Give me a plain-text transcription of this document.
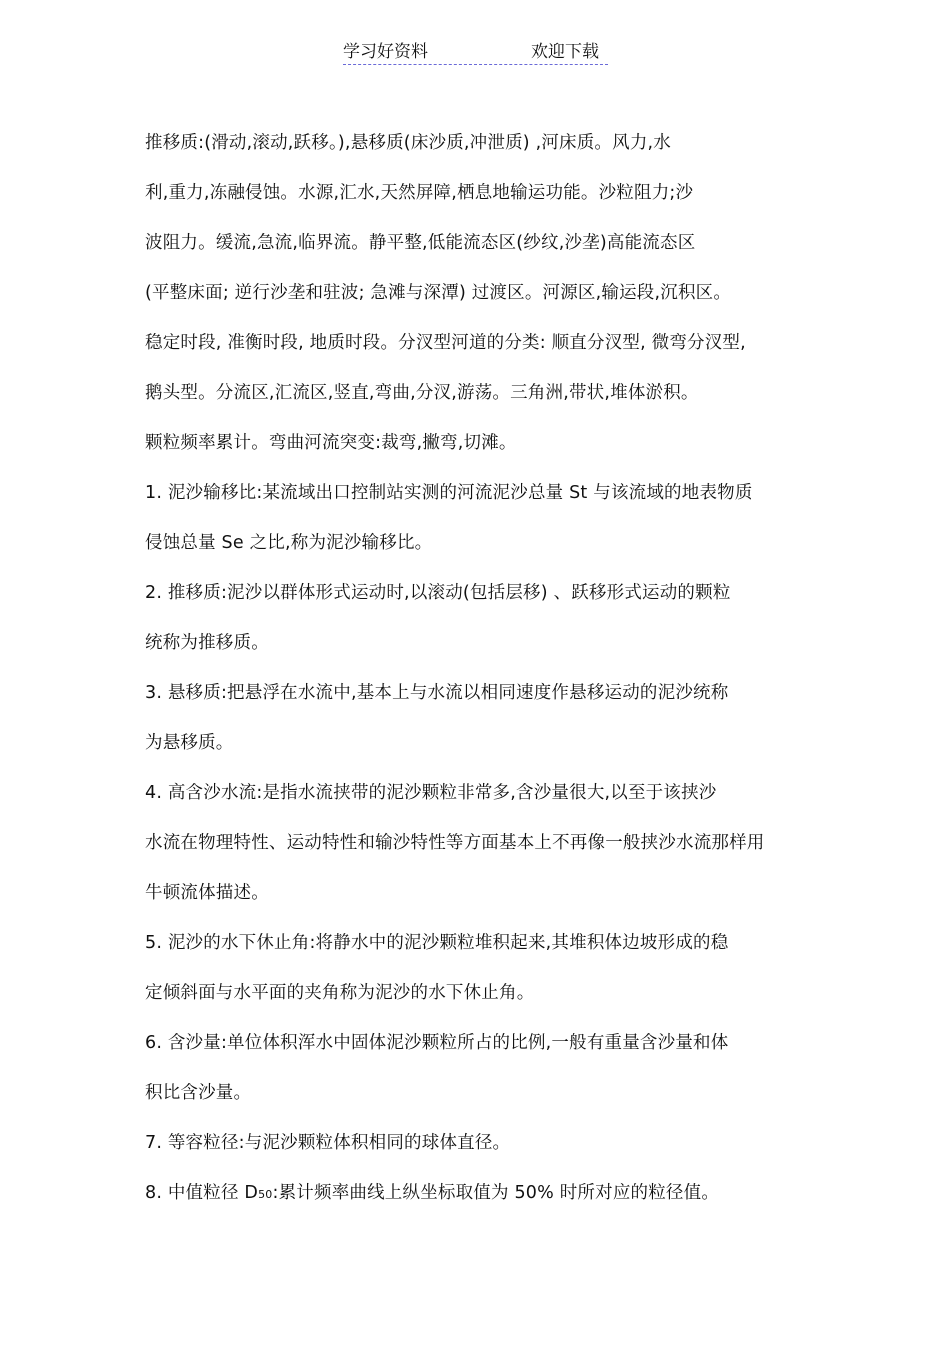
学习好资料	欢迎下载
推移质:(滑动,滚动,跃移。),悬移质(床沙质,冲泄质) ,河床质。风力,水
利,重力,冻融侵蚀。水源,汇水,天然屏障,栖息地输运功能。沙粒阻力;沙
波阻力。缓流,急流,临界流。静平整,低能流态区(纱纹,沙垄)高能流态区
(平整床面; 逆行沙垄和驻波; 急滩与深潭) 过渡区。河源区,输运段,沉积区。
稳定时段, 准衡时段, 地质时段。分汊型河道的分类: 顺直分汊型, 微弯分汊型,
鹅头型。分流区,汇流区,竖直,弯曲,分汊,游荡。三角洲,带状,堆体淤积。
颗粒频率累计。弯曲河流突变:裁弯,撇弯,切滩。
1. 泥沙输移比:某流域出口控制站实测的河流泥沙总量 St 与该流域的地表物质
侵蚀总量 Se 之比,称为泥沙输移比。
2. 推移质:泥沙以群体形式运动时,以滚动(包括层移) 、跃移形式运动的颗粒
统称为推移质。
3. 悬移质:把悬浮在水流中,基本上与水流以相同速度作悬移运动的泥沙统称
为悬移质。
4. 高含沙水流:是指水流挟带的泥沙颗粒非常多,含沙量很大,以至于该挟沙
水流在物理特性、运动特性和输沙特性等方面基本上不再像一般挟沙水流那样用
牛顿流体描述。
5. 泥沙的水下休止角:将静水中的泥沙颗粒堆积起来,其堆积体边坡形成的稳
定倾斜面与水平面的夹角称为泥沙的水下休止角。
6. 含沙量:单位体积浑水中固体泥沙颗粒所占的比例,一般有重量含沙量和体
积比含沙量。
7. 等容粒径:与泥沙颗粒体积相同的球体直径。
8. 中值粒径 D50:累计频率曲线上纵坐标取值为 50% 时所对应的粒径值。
==
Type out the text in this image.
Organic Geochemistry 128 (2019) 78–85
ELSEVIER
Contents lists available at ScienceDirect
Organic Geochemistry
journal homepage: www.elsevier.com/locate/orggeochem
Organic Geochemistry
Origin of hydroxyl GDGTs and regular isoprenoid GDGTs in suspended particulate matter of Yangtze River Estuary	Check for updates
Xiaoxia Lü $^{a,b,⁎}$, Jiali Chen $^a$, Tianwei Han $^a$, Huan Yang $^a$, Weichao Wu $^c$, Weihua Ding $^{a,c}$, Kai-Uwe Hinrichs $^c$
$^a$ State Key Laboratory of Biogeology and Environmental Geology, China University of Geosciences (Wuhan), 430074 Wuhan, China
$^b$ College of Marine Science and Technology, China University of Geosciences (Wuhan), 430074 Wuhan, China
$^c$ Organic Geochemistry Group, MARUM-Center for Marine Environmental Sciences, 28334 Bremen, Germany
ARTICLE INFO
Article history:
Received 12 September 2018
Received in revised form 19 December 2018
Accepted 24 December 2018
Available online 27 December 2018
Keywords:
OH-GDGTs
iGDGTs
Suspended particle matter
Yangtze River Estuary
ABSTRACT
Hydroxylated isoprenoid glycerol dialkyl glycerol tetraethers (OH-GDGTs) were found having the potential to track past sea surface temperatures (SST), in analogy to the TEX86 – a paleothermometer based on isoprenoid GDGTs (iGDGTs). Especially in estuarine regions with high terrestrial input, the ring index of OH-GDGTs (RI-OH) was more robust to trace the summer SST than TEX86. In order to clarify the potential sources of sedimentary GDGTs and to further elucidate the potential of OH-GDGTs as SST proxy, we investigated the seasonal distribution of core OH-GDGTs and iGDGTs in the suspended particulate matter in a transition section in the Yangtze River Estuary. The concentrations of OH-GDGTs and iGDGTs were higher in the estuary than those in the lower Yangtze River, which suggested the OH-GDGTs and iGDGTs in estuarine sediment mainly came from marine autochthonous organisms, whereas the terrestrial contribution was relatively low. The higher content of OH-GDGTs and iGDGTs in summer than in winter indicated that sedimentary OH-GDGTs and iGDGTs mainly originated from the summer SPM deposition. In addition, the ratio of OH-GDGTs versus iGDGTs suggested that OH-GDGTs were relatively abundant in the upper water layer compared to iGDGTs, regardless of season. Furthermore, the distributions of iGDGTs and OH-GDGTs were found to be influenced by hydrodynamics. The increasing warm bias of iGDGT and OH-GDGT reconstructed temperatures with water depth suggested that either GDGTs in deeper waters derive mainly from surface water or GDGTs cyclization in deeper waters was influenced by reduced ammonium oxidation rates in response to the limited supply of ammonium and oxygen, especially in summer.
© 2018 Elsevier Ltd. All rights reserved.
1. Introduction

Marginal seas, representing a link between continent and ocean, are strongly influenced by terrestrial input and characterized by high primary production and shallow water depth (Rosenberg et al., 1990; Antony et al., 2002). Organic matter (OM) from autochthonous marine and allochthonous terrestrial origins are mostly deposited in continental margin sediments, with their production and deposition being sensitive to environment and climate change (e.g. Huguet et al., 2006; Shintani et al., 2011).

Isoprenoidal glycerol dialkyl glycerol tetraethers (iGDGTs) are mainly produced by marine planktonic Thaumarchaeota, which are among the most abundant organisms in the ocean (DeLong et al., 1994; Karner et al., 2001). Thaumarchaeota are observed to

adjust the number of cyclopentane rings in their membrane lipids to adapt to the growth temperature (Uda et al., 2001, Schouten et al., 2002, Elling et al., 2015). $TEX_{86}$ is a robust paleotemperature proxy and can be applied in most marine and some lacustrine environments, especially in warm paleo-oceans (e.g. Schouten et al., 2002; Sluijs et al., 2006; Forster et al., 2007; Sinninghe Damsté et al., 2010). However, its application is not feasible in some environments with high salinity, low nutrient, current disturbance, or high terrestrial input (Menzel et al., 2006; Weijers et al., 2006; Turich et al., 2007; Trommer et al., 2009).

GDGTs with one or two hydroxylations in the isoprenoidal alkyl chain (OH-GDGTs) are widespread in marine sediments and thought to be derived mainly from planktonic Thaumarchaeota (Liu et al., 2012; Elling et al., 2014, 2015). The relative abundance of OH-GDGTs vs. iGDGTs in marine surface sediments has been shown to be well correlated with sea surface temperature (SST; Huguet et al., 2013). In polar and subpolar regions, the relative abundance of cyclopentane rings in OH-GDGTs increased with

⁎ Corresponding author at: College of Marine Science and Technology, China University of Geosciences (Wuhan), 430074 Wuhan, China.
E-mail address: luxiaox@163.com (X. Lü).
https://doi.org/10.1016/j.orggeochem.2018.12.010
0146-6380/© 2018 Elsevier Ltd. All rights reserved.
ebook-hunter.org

- Brief -
Using the records above, pull out each line where the word "orggeochem" occurs.

- Written response -
journal homepage: www.elsevier.com/locate/orggeochem
https://doi.org/10.1016/j.orggeochem.2018.12.010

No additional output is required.